Data records

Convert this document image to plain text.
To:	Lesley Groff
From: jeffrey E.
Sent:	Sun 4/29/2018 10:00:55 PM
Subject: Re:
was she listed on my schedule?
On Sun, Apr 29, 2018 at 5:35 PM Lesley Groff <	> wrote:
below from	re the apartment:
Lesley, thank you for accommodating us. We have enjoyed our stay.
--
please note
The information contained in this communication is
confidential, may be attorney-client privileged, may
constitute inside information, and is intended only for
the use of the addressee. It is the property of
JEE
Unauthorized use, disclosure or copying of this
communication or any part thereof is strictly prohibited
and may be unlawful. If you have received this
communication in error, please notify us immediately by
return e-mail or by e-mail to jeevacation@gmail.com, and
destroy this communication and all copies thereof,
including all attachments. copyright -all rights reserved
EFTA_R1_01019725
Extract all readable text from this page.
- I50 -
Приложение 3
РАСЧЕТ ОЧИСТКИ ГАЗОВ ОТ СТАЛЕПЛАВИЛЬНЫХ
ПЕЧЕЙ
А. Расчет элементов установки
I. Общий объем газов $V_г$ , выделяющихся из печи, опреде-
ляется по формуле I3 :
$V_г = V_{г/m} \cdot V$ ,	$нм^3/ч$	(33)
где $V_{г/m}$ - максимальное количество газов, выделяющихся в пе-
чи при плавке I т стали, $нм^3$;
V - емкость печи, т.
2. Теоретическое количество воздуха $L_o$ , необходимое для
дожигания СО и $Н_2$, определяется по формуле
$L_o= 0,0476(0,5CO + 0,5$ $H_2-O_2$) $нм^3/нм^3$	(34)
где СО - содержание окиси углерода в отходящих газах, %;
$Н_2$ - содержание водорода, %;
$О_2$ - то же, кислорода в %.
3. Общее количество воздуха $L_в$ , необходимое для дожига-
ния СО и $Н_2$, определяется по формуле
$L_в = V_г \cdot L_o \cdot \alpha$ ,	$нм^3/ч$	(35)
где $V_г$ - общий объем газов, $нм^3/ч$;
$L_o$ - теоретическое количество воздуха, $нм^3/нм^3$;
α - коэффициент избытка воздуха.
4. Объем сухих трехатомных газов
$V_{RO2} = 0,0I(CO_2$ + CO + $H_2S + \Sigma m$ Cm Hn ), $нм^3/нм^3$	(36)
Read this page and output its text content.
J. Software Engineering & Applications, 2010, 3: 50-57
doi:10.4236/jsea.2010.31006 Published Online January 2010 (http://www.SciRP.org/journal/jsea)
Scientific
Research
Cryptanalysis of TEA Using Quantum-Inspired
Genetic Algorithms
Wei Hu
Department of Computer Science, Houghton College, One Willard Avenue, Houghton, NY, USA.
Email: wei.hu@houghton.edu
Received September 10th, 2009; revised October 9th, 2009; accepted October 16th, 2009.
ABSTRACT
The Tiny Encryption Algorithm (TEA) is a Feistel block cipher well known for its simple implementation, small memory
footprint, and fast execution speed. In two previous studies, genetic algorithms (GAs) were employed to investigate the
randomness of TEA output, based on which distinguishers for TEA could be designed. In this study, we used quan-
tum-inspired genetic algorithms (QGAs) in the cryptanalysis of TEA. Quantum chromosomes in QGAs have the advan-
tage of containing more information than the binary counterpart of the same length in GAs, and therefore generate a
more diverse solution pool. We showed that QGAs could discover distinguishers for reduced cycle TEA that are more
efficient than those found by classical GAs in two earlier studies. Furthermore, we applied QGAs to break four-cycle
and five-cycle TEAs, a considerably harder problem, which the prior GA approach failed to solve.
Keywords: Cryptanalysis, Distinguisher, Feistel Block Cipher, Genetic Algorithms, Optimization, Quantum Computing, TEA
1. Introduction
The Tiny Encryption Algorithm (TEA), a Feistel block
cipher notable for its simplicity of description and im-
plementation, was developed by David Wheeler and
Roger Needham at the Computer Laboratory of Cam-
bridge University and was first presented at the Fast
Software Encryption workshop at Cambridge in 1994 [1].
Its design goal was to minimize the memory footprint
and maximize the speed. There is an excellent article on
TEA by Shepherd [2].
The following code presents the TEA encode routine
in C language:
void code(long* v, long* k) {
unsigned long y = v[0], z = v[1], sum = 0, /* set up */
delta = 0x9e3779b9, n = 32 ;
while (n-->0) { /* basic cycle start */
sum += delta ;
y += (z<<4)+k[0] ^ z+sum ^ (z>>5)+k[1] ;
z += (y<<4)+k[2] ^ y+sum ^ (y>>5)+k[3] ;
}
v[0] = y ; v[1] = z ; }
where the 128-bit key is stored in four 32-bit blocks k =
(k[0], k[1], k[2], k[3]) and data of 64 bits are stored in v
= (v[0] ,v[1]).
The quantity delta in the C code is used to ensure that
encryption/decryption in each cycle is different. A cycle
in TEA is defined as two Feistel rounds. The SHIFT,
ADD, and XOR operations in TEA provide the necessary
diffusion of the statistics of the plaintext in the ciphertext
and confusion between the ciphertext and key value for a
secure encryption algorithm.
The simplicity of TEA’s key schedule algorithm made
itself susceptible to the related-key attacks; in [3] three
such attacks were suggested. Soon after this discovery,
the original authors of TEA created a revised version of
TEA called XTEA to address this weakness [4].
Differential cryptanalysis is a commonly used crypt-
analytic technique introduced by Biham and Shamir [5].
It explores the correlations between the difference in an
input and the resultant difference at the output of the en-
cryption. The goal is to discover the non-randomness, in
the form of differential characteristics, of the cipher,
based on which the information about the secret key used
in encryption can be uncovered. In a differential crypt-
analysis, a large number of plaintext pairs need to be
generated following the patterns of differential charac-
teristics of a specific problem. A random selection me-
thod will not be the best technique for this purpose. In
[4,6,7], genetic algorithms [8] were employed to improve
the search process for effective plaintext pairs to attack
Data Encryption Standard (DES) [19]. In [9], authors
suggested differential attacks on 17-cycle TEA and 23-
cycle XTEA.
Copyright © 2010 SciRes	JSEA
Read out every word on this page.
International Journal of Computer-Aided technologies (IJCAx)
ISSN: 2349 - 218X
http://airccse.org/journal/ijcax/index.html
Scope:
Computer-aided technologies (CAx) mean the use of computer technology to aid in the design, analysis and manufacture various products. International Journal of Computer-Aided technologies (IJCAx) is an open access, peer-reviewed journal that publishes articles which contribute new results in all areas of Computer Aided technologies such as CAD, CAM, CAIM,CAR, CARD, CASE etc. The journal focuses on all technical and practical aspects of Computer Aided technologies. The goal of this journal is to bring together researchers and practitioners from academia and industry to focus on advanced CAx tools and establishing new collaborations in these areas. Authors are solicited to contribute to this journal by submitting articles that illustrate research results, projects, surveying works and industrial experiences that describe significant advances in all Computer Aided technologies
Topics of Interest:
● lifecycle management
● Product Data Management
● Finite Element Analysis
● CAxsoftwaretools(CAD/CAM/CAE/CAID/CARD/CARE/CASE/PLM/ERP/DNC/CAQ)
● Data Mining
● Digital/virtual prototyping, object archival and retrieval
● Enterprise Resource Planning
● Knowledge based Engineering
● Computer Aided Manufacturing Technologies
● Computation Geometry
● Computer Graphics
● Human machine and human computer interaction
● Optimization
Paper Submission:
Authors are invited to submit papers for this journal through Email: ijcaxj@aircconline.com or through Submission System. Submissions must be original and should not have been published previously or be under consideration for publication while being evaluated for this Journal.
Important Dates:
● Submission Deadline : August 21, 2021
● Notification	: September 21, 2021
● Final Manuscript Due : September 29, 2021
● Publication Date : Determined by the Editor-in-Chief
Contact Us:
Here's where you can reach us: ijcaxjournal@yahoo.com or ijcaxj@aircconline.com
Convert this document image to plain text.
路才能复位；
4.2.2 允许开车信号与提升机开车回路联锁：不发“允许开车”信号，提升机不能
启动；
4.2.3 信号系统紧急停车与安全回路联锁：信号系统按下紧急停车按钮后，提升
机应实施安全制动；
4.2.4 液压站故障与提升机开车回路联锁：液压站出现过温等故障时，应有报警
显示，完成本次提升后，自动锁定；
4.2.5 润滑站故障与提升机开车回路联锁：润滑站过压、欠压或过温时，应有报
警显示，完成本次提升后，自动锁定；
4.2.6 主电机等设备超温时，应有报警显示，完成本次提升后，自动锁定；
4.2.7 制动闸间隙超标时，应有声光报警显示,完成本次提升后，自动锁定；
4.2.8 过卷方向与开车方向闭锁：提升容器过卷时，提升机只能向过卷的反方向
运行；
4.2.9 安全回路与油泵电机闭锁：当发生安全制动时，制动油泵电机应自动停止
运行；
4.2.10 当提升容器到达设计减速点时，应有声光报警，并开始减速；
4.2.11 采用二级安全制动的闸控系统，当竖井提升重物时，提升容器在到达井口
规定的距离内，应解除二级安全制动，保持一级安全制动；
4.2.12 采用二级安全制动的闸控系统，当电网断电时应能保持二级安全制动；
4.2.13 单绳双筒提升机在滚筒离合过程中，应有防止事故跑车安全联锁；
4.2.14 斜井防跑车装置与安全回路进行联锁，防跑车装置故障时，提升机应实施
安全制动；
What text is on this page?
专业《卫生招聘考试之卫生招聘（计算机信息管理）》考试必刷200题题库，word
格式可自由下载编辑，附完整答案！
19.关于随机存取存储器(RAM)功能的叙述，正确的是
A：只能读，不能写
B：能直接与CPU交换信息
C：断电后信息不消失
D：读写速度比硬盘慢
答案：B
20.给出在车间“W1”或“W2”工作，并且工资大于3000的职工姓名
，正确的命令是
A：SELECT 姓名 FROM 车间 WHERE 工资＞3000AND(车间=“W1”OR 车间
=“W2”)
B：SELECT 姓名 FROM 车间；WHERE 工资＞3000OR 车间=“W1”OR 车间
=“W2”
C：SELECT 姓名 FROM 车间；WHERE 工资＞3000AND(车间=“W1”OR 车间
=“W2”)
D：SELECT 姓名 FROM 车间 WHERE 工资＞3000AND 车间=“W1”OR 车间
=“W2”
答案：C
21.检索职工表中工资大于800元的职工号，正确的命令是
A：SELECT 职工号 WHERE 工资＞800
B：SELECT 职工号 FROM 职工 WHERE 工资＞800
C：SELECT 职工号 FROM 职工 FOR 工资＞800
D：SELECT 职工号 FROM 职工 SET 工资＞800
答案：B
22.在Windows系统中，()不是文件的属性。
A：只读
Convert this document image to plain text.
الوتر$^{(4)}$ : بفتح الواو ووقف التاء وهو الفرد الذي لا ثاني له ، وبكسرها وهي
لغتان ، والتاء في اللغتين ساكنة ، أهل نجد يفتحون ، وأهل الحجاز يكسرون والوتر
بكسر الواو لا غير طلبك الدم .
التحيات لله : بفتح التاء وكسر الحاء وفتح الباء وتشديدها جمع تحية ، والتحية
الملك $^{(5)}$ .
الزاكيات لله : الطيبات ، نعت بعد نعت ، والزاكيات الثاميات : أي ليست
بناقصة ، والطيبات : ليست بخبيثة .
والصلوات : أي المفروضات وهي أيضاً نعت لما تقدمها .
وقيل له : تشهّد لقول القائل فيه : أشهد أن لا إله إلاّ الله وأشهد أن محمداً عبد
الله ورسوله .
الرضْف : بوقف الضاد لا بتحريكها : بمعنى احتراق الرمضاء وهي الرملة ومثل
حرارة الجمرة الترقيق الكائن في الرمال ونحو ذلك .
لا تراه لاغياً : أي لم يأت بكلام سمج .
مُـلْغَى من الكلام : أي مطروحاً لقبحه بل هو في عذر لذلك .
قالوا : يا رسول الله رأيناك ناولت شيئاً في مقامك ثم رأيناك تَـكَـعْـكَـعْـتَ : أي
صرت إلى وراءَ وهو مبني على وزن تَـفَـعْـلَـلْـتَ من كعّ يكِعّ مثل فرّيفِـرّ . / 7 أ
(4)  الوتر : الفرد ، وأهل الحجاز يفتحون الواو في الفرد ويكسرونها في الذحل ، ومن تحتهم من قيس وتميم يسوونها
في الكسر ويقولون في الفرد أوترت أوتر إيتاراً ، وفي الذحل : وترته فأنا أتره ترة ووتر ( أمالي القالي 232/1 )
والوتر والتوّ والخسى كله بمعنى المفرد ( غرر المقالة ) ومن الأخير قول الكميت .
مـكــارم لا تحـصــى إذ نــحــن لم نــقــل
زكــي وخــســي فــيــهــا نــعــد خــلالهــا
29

#### Stated problem
From the records above, pick out and copy each line holding the word "Optimization".

#### Exercise answer
Keywords: Cryptanalysis, Distinguisher, Feistel Block Cipher, Genetic Algorithms, Optimization, Quantum Computing, TEA
● Optimization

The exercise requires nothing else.